WORK REQUIRED: Copy every line of the listing below word for word, keeping each one unchanged.

Layout element entries:
Begin

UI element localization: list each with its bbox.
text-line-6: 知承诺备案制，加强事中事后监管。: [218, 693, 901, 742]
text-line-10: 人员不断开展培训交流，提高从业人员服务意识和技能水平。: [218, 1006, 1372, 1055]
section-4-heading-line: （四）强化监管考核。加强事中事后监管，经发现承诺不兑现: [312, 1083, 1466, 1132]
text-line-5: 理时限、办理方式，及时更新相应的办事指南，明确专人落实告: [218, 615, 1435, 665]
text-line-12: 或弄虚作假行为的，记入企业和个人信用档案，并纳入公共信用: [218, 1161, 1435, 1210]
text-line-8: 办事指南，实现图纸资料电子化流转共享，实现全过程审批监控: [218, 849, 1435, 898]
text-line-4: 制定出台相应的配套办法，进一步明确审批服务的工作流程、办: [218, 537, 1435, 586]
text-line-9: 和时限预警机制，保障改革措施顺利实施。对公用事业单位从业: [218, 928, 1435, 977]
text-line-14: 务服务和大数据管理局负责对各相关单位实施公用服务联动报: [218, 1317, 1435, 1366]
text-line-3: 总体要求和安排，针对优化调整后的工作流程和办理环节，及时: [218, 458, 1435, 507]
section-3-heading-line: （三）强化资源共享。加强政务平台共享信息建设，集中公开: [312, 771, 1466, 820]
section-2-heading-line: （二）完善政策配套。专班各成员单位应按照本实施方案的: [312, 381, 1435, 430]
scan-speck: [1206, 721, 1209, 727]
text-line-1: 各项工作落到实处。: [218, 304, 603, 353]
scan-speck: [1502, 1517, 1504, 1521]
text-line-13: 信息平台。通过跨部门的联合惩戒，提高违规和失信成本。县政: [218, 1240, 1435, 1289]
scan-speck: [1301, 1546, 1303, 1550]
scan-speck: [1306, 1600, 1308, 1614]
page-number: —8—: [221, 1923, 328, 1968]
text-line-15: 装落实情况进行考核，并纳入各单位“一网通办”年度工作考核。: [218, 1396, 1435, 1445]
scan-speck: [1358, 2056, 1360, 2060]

End

FINAL RESULT:
UI element localization: list each with its bbox.
text-line-6: 知承诺备案制，加强事中事后监管。: [218, 693, 901, 742]
text-line-10: 人员不断开展培训交流，提高从业人员服务意识和技能水平。: [218, 1006, 1372, 1055]
section-4-heading-line: （四）强化监管考核。加强事中事后监管，经发现承诺不兑现: [312, 1083, 1466, 1132]
text-line-5: 理时限、办理方式，及时更新相应的办事指南，明确专人落实告: [218, 615, 1435, 665]
text-line-12: 或弄虚作假行为的，记入企业和个人信用档案，并纳入公共信用: [218, 1161, 1435, 1210]
text-line-8: 办事指南，实现图纸资料电子化流转共享，实现全过程审批监控: [218, 849, 1435, 898]
text-line-4: 制定出台相应的配套办法，进一步明确审批服务的工作流程、办: [218, 537, 1435, 586]
text-line-9: 和时限预警机制，保障改革措施顺利实施。对公用事业单位从业: [218, 928, 1435, 977]
text-line-14: 务服务和大数据管理局负责对各相关单位实施公用服务联动报: [218, 1317, 1435, 1366]
text-line-3: 总体要求和安排，针对优化调整后的工作流程和办理环节，及时: [218, 458, 1435, 507]
section-3-heading-line: （三）强化资源共享。加强政务平台共享信息建设，集中公开: [312, 771, 1466, 820]
section-2-heading-line: （二）完善政策配套。专班各成员单位应按照本实施方案的: [312, 381, 1435, 430]
scan-speck: [1206, 721, 1209, 727]
text-line-1: 各项工作落到实处。: [218, 304, 603, 353]
scan-speck: [1502, 1517, 1504, 1521]
text-line-13: 信息平台。通过跨部门的联合惩戒，提高违规和失信成本。县政: [218, 1240, 1435, 1289]
scan-speck: [1301, 1546, 1303, 1550]
scan-speck: [1306, 1600, 1308, 1614]
page-number: —8—: [221, 1923, 328, 1968]
text-line-15: 装落实情况进行考核，并纳入各单位“一网通办”年度工作考核。: [218, 1396, 1435, 1445]
scan-speck: [1358, 2056, 1360, 2060]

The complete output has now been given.